- EXERCISES TO COMPLETE -
**1)** Decide whether each of the statements (a), (b) and (c) agrees with the post about Soviet prisoners of war. Answer yes or no for each, and quote the words of the post that settle it. (a) The neighbor reported that many of the men chose to remain. (b) The Soviet troops in the Gulag were treated more leniently than the neighbor. (c) The Soviets acknowledged holding prisoners from Korea.
**2)** Reproduce the portion of the post about Soviet prisoners of war that starts with "Maybe someone with" and goes on through "spoke fluent Russian.", word for word.
**3)** Carry the post about Soviet prisoners of war forward from the point at which it stops.

- SOURCE -
++++

Nothing I can verify but the Soviets had a nasty habit of rounding up everyone in German POW camps and sending them all back to the Motherland. Many of those POWs were Allied soldiers and most never were released to go back to their respective nations. Of course the Soviets denied that any such POWs existed, until 1991 when the USSR collapsed into its regional districts. They admitted to having prisoners from Korea, Viet Nam and from earlier wars.
Maybe someone with much more knowledge than I on this subject could make a comment.
An old neighbor of mine, now deceased, was a Soviet POW. He was given the chance of going home or becoming a citizen of the USSR. He told me many men decided to stay. Many had forgotten how to speak their home tongue well anymore and spoke fluent Russian.
One other thing, many of the men he was in the original Gulag with were Soviet soldiers that had been captured by the Axis and held in detention camps. Others were Soviets that had agreed to fight for the Axis to get out of the internment camps. Both were death sentences one way or another. He also told me the Soviet troops were kept apart from the Axis prisoners and were treated much more harshly than he was. In less than 5 years, all of them were either gone or dead. Starved and worked until they committed suicide or were outright shot when they could no longer do their assigned jobs.
Those were harsh times. Those methods were exported by the Soviets all over the world. We see many of them in use to this day.
Slaves are highly profitable chattel. These men were slaves. Right now, there are more slaves in the world than ever in recorded history. Slavery is alive and thriving. Don't believe a thing the UN tells you. The UN and many of its member nations are the biggest most profitable slavers the world has ever seen. Another good reason to disband that gang of international criminals.

++++

- GIVEN ENTRIES -

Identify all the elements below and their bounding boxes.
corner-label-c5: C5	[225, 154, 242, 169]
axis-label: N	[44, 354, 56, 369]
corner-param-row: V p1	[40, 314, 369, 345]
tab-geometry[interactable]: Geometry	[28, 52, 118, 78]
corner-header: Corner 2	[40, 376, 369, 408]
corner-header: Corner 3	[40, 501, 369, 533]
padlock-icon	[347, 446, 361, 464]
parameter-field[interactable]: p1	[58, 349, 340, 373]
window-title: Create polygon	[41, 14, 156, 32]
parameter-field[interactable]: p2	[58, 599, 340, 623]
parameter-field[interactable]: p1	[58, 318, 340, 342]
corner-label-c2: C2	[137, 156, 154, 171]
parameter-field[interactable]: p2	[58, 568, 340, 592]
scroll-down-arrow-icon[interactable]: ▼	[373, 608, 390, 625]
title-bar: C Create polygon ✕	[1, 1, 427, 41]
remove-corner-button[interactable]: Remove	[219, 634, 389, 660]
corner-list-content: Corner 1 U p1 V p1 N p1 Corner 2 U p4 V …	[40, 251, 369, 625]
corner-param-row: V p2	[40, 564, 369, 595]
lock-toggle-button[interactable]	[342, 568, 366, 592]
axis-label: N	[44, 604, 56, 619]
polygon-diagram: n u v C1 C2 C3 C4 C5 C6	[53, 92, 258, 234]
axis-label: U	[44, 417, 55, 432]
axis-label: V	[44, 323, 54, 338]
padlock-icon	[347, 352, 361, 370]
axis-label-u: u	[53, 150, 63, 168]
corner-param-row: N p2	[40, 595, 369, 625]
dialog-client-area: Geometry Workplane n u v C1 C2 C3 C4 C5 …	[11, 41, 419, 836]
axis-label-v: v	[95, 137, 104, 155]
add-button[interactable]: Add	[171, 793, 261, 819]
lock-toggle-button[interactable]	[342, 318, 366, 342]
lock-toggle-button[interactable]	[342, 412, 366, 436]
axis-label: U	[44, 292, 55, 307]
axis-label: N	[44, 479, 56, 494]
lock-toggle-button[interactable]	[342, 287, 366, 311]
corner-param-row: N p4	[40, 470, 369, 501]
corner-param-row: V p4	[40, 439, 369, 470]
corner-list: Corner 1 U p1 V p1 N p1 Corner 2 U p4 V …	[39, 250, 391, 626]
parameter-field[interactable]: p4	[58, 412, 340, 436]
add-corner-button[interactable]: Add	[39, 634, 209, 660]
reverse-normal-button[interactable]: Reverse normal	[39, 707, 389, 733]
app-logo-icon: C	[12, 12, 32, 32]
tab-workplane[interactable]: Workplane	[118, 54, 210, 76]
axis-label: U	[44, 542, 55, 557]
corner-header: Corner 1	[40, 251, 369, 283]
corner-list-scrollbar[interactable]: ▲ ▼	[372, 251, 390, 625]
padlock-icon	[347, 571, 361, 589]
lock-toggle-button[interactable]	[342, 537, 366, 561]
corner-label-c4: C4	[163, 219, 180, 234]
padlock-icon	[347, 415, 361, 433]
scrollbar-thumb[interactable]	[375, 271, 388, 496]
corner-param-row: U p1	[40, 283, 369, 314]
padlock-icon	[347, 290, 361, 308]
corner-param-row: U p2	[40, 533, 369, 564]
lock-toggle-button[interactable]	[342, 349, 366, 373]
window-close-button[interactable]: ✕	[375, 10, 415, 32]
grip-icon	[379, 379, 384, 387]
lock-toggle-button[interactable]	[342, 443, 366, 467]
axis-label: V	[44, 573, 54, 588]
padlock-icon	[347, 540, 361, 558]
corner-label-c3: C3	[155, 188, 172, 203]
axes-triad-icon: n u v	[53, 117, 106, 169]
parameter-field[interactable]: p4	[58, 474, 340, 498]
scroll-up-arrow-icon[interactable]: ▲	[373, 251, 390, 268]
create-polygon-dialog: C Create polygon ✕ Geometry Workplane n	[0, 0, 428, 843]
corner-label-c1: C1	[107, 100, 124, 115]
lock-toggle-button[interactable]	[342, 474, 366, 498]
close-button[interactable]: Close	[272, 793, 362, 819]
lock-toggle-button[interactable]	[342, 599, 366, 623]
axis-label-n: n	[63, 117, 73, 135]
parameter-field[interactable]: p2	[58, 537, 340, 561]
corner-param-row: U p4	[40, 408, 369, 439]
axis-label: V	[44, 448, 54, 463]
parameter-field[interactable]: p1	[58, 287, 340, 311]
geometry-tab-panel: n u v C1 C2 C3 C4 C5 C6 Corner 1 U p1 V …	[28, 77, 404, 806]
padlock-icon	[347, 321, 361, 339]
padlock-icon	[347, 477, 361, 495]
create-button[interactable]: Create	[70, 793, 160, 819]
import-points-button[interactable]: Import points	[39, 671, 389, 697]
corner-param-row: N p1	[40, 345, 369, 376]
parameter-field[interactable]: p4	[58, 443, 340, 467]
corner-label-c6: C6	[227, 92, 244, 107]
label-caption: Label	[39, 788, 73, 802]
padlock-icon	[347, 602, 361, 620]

++++

- ANSWERS TO THE TASKS -
**1)**
(a) Yes: "He told me many men decided to stay."
(b) No: "were treated much more harshly than he was."
(c) Yes: "They admitted to having prisoners from Korea, Viet Nam and from earlier wars."

**2)**
Maybe someone with much more knowledge than I on this subject could make a comment.
An old neighbor of mine, now deceased, was a Soviet POW. He was given the chance of going home or becoming a citizen of the USSR. He told me many men decided to stay. Many had forgotten how to speak their home tongue well anymore and spoke fluent Russian.

**3)**
Many years ago, I worked with a man who had joined the Nazi Party in 1928, served in the Wehrmacht 1938-40, discharged in 1940 and joined the Waffen-SS because he KNEW they were going to take a crack at Russia. He got out of Stalingrad in a clapped-out JU-52, one of the last SS out; the Russians had already announced that they would take NO SS prisoners. He was finally taken prisoner in Berlin, 3 or 4 days before it all ended. He got home in 1947 after 2-1/2 years of very hard slave-labour in Poland and Russia, repatriated out of Rostov.
He was a helluvva good boss and a great guy to work with and for. All he asked was that you watch how he did something and then do your level best to do it his way.
I asked him once about his feelings regarding the War and he did admit to hating one person only: Marshal Zhukov. I asked him why.
"He WASTED his men!"
Yes, Russian losses were fantastic.... but they did not have to be. At LEAST 50% of Russian combat losses were unnecessary. So was the shooting in the backs by the NKVD; how many that accounted for will never be known or admitted.
One estimate I saw, many years ago, was that a known 600 Canadians were in German KG camps which were overrun by the Soviets and evacuated East.
NONE ever came home.
And NO Canadian Government has ever raised the question.
After all, we don't want to upset that nice Mister Stalin-Molotov-Malenkov-Khrushchev-Brezhnev-Polyansky-Chernenko-Gorbachev-Yeltsin-Putin, do we?
I find color photos really put things into perspective...
I do find it much easier to empathize and feel the emotion of the moment with color.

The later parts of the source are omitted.